What you will do — Repeat the lines of the listing word for word, from the very first line through the line that contains "colorbar-label: 3050 bbox=[743, 312, 773, 326]", including both ends and nothing more.

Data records
-------
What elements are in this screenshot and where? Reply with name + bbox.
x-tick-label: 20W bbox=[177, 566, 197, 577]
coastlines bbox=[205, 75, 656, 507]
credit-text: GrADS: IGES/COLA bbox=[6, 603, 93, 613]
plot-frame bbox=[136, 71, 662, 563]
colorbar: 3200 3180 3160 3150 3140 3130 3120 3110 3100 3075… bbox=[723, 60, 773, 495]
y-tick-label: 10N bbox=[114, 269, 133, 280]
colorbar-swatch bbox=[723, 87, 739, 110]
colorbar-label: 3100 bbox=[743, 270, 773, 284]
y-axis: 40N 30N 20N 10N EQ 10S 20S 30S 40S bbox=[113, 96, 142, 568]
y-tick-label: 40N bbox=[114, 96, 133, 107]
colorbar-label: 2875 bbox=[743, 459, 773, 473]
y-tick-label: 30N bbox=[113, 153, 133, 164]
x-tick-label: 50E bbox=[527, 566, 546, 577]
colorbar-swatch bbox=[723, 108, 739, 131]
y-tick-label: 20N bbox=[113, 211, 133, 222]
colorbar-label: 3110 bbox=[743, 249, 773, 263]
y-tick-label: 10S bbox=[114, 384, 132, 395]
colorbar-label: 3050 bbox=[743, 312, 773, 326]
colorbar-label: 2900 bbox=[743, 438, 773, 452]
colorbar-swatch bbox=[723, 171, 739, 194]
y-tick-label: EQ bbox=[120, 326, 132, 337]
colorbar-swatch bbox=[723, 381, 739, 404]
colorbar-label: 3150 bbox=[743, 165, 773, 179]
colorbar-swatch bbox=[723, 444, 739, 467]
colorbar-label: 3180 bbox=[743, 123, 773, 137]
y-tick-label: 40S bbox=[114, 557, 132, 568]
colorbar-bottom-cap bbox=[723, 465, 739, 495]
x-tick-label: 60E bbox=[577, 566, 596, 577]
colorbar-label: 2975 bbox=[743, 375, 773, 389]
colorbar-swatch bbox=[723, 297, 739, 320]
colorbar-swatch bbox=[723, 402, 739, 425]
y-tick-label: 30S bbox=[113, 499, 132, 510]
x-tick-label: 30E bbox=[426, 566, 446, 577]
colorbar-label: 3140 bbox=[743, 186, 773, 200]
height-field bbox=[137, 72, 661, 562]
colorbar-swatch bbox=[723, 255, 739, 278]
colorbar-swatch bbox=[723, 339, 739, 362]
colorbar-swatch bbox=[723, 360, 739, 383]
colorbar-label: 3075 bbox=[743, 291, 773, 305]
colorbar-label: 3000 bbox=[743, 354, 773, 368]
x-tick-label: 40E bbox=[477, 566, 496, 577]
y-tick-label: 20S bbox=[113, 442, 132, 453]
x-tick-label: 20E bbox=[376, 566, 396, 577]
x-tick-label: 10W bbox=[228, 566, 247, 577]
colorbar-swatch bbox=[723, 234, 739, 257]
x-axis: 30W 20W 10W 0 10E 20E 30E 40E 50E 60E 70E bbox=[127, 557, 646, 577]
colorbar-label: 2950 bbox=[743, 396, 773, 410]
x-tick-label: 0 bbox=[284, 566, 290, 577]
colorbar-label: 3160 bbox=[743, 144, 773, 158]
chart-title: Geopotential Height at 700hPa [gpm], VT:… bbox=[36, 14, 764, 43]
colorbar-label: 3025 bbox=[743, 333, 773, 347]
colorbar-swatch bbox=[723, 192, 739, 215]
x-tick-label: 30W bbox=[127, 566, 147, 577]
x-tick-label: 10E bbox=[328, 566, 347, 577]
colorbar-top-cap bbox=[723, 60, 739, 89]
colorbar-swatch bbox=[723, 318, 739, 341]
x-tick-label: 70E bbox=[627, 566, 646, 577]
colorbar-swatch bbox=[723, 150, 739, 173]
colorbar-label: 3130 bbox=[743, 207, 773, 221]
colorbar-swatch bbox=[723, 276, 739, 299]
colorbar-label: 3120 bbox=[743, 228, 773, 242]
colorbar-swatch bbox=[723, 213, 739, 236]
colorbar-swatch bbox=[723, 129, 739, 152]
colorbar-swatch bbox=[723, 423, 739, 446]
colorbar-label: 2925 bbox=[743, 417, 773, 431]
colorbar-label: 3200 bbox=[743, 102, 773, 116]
-------
Final result —
What elements are in this screenshot and where? Reply with name + bbox.
x-tick-label: 20W bbox=[177, 566, 197, 577]
coastlines bbox=[205, 75, 656, 507]
credit-text: GrADS: IGES/COLA bbox=[6, 603, 93, 613]
plot-frame bbox=[136, 71, 662, 563]
colorbar: 3200 3180 3160 3150 3140 3130 3120 3110 3100 3075… bbox=[723, 60, 773, 495]
y-tick-label: 10N bbox=[114, 269, 133, 280]
colorbar-swatch bbox=[723, 87, 739, 110]
colorbar-label: 3100 bbox=[743, 270, 773, 284]
y-axis: 40N 30N 20N 10N EQ 10S 20S 30S 40S bbox=[113, 96, 142, 568]
y-tick-label: 40N bbox=[114, 96, 133, 107]
colorbar-label: 2875 bbox=[743, 459, 773, 473]
y-tick-label: 30N bbox=[113, 153, 133, 164]
x-tick-label: 50E bbox=[527, 566, 546, 577]
colorbar-swatch bbox=[723, 108, 739, 131]
y-tick-label: 20N bbox=[113, 211, 133, 222]
colorbar-label: 3110 bbox=[743, 249, 773, 263]
y-tick-label: 10S bbox=[114, 384, 132, 395]
colorbar-label: 3050 bbox=[743, 312, 773, 326]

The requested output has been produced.